====== Input data ======

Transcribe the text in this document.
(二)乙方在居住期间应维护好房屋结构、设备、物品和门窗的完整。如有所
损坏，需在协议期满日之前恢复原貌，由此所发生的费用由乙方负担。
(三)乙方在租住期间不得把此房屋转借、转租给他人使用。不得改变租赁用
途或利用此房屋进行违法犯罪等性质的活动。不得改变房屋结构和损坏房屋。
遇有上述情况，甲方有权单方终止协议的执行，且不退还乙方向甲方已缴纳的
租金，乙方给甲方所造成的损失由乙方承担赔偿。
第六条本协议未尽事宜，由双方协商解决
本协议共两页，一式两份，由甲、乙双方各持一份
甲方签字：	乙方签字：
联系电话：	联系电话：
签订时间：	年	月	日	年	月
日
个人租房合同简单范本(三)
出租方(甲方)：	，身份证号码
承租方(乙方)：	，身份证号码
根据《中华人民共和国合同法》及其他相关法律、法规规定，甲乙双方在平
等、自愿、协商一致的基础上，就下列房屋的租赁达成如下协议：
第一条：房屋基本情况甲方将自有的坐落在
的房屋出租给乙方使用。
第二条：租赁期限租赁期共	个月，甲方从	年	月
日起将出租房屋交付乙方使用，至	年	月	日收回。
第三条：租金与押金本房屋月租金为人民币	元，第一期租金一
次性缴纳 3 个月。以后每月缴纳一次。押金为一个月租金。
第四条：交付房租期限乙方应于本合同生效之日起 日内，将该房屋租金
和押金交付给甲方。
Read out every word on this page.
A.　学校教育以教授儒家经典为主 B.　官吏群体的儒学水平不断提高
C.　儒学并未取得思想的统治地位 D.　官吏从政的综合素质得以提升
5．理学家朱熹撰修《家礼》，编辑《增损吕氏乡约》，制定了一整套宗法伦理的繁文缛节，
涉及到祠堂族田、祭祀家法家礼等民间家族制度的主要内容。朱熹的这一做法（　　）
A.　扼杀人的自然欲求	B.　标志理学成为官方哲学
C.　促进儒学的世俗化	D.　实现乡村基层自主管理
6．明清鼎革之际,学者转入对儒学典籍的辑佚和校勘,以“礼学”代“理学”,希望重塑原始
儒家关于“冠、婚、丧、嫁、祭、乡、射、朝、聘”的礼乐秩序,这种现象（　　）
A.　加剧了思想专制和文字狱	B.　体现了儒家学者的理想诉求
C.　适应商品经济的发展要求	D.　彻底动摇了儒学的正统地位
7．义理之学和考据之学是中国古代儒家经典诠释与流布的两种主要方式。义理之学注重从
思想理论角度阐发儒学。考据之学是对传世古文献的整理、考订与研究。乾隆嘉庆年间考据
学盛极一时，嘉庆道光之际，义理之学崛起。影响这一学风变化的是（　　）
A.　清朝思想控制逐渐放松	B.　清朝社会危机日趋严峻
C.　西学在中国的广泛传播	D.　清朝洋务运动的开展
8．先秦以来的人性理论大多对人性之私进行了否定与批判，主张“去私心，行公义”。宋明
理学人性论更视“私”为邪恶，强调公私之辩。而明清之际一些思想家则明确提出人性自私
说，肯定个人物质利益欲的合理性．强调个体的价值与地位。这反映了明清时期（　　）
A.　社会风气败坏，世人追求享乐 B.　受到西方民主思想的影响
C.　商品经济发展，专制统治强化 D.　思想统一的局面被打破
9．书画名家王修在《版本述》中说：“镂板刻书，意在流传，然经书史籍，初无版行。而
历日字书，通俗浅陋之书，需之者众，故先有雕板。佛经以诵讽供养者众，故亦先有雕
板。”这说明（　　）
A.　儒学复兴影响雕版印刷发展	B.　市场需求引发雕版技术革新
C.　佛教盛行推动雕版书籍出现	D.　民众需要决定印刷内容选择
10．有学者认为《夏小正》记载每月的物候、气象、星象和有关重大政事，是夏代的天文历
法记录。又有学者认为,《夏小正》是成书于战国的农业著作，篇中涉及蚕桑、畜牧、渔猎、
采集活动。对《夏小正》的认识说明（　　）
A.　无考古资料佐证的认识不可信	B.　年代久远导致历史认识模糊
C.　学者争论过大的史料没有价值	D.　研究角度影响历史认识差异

======

> **Direction**
Make a verbatim copy of every entry shown above.

> **Exercise answer**
Transcribe the text in this document.
(二)乙方在居住期间应维护好房屋结构、设备、物品和门窗的完整。如有所
损坏，需在协议期满日之前恢复原貌，由此所发生的费用由乙方负担。
(三)乙方在租住期间不得把此房屋转借、转租给他人使用。不得改变租赁用
途或利用此房屋进行违法犯罪等性质的活动。不得改变房屋结构和损坏房屋。
遇有上述情况，甲方有权单方终止协议的执行，且不退还乙方向甲方已缴纳的
租金，乙方给甲方所造成的损失由乙方承担赔偿。
第六条本协议未尽事宜，由双方协商解决
本协议共两页，一式两份，由甲、乙双方各持一份
甲方签字：	乙方签字：
联系电话：	联系电话：
签订时间：	年	月	日	年	月
日
个人租房合同简单范本(三)
出租方(甲方)：	，身份证号码
承租方(乙方)：	，身份证号码
根据《中华人民共和国合同法》及其他相关法律、法规规定，甲乙双方在平
等、自愿、协商一致的基础上，就下列房屋的租赁达成如下协议：
第一条：房屋基本情况甲方将自有的坐落在
的房屋出租给乙方使用。
第二条：租赁期限租赁期共	个月，甲方从	年	月
日起将出租房屋交付乙方使用，至	年	月	日收回。
第三条：租金与押金本房屋月租金为人民币	元，第一期租金一
次性缴纳 3 个月。以后每月缴纳一次。押金为一个月租金。
第四条：交付房租期限乙方应于本合同生效之日起 日内，将该房屋租金
和押金交付给甲方。
Read out every word on this page.
A.　学校教育以教授儒家经典为主 B.　官吏群体的儒学水平不断提高
C.　儒学并未取得思想的统治地位 D.　官吏从政的综合素质得以提升
5．理学家朱熹撰修《家礼》，编辑《增损吕氏乡约》，制定了一整套宗法伦理的繁文缛节，
涉及到祠堂族田、祭祀家法家礼等民间家族制度的主要内容。朱熹的这一做法（　　）
A.　扼杀人的自然欲求	B.　标志理学成为官方哲学
C.　促进儒学的世俗化	D.　实现乡村基层自主管理
6．明清鼎革之际,学者转入对儒学典籍的辑佚和校勘,以“礼学”代“理学”,希望重塑原始
儒家关于“冠、婚、丧、嫁、祭、乡、射、朝、聘”的礼乐秩序,这种现象（　　）
A.　加剧了思想专制和文字狱	B.　体现了儒家学者的理想诉求
C.　适应商品经济的发展要求	D.　彻底动摇了儒学的正统地位
7．义理之学和考据之学是中国古代儒家经典诠释与流布的两种主要方式。义理之学注重从
思想理论角度阐发儒学。考据之学是对传世古文献的整理、考订与研究。乾隆嘉庆年间考据
学盛极一时，嘉庆道光之际，义理之学崛起。影响这一学风变化的是（　　）
A.　清朝思想控制逐渐放松	B.　清朝社会危机日趋严峻
C.　西学在中国的广泛传播	D.　清朝洋务运动的开展
8．先秦以来的人性理论大多对人性之私进行了否定与批判，主张“去私心，行公义”。宋明
理学人性论更视“私”为邪恶，强调公私之辩。而明清之际一些思想家则明确提出人性自私
说，肯定个人物质利益欲的合理性．强调个体的价值与地位。这反映了明清时期（　　）
A.　社会风气败坏，世人追求享乐 B.　受到西方民主思想的影响
C.　商品经济发展，专制统治强化 D.　思想统一的局面被打破
9．书画名家王修在《版本述》中说：“镂板刻书，意在流传，然经书史籍，初无版行。而
历日字书，通俗浅陋之书，需之者众，故先有雕板。佛经以诵讽供养者众，故亦先有雕
板。”这说明（　　）
A.　儒学复兴影响雕版印刷发展	B.　市场需求引发雕版技术革新
C.　佛教盛行推动雕版书籍出现	D.　民众需要决定印刷内容选择
10．有学者认为《夏小正》记载每月的物候、气象、星象和有关重大政事，是夏代的天文历
法记录。又有学者认为,《夏小正》是成书于战国的农业著作，篇中涉及蚕桑、畜牧、渔猎、
采集活动。对《夏小正》的认识说明（　　）
A.　无考古资料佐证的认识不可信	B.　年代久远导致历史认识模糊
C.　学者争论过大的史料没有价值	D.　研究角度影响历史认识差异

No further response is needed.